§ What the task requires
Your task is to tally the lines of the listing containing the word "النسخ" and report the figure alone.

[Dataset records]
────────────────────────────────────────

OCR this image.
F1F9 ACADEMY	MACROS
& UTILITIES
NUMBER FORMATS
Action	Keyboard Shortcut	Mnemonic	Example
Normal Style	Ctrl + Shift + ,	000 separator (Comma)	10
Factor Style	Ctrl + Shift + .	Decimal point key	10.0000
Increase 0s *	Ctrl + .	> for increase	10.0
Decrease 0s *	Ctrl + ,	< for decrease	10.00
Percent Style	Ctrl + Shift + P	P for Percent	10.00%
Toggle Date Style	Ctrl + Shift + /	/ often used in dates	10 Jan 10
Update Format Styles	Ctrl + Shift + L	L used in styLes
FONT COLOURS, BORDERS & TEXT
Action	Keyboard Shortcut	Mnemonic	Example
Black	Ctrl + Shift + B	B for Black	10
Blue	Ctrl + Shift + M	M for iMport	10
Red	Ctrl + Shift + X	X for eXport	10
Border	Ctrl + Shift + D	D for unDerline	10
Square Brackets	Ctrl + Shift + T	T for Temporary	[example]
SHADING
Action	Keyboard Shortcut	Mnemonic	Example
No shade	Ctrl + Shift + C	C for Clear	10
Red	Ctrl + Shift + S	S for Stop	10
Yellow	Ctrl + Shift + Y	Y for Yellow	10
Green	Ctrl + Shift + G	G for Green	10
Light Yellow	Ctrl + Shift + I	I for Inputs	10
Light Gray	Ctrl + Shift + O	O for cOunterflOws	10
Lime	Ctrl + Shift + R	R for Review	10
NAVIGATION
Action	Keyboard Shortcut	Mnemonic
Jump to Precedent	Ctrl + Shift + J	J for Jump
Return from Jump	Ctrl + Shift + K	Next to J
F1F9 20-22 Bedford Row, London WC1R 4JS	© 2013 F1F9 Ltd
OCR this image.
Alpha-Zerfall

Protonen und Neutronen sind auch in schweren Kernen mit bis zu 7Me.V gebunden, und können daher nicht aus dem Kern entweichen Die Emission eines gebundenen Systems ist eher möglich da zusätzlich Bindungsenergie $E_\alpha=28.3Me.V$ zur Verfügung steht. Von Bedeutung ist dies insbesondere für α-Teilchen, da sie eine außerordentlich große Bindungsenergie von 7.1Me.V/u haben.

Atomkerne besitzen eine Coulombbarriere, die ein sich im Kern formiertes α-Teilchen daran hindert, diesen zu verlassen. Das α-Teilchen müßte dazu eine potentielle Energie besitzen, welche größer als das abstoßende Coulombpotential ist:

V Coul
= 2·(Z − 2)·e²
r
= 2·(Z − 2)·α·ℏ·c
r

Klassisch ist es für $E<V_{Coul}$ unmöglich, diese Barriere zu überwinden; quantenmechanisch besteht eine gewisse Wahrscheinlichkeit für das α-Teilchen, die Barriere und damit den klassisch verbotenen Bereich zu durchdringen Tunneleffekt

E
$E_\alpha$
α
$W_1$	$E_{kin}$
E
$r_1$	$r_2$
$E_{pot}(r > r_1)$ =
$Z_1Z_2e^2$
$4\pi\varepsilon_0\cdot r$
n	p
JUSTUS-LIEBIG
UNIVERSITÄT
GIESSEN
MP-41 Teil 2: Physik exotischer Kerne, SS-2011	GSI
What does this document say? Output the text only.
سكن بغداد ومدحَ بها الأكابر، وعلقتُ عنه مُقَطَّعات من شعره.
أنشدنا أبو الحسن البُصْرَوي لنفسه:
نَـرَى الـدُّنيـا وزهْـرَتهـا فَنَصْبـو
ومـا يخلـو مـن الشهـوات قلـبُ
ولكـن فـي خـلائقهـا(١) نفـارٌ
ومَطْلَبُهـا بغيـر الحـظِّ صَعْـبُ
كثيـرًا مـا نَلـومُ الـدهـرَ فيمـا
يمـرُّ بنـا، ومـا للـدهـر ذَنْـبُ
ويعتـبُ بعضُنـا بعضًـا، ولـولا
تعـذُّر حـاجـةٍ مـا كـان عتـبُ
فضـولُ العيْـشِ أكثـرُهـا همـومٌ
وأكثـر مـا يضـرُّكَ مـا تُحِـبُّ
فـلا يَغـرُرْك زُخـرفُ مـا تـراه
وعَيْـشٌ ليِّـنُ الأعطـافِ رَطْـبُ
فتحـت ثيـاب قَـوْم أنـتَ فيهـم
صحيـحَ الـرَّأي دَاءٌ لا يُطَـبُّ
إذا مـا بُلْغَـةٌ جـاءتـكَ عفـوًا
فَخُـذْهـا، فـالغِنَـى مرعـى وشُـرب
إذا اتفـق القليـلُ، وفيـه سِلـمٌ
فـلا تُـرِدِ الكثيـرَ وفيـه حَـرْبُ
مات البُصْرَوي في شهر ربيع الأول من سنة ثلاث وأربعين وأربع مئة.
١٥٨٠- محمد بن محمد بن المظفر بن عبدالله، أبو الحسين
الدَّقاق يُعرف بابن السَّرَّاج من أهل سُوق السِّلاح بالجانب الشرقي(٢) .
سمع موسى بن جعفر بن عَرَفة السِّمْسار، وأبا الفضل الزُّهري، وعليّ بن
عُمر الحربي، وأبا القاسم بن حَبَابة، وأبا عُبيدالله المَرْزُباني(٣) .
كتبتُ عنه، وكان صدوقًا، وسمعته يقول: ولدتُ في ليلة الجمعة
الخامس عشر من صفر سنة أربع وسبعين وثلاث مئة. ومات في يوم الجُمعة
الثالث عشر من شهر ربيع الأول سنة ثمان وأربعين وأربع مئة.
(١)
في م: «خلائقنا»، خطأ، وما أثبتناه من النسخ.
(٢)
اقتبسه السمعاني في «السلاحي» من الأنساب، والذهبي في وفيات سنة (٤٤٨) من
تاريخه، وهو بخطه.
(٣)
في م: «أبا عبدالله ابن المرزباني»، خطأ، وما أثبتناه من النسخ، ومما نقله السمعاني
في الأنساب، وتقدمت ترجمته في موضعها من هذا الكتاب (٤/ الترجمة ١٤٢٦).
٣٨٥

────────────────────────────────────────

§ Correct response
2